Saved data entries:
________________

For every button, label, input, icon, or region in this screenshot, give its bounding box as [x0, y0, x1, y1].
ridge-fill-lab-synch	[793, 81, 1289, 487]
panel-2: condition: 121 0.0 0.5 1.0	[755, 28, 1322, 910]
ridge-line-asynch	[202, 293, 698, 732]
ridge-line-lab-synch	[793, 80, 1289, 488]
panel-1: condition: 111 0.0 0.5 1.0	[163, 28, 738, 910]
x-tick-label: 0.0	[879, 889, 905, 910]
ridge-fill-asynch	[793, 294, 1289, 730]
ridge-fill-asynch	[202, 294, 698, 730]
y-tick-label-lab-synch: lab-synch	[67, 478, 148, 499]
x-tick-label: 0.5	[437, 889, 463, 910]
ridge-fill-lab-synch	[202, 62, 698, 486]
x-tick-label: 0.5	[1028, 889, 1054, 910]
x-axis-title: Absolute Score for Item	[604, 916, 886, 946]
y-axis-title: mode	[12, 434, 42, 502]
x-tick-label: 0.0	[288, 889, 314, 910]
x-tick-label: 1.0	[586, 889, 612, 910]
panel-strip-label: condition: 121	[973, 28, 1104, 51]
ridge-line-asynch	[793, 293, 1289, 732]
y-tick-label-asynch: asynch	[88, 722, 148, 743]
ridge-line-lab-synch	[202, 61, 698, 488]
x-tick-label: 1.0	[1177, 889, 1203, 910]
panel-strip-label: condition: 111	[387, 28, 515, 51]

________________

> [What you are asked to do]:
Could you arrange every line of the entries above as a numbered list, skipping any blank lines?

> [Final result]:
1. For every button, label, input, icon, or region in this screenshot, give its bounding box as [x0, y0, x1, y1].
2. ridge-fill-lab-synch	[793, 81, 1289, 487]
3. panel-2: condition: 121 0.0 0.5 1.0	[755, 28, 1322, 910]
4. ridge-line-asynch	[202, 293, 698, 732]
5. ridge-line-lab-synch	[793, 80, 1289, 488]
6. panel-1: condition: 111 0.0 0.5 1.0	[163, 28, 738, 910]
7. x-tick-label: 0.0	[879, 889, 905, 910]
8. ridge-fill-asynch	[793, 294, 1289, 730]
9. ridge-fill-asynch	[202, 294, 698, 730]
10. y-tick-label-lab-synch: lab-synch	[67, 478, 148, 499]
11. x-tick-label: 0.5	[437, 889, 463, 910]
12. ridge-fill-lab-synch	[202, 62, 698, 486]
13. x-tick-label: 0.5	[1028, 889, 1054, 910]
14. x-axis-title: Absolute Score for Item	[604, 916, 886, 946]
15. y-axis-title: mode	[12, 434, 42, 502]
16. x-tick-label: 0.0	[288, 889, 314, 910]
17. x-tick-label: 1.0	[586, 889, 612, 910]
18. panel-strip-label: condition: 121	[973, 28, 1104, 51]
19. ridge-line-asynch	[793, 293, 1289, 732]
20. y-tick-label-asynch: asynch	[88, 722, 148, 743]
21. ridge-line-lab-synch	[202, 61, 698, 488]
22. x-tick-label: 1.0	[1177, 889, 1203, 910]
23. panel-strip-label: condition: 111	[387, 28, 515, 51]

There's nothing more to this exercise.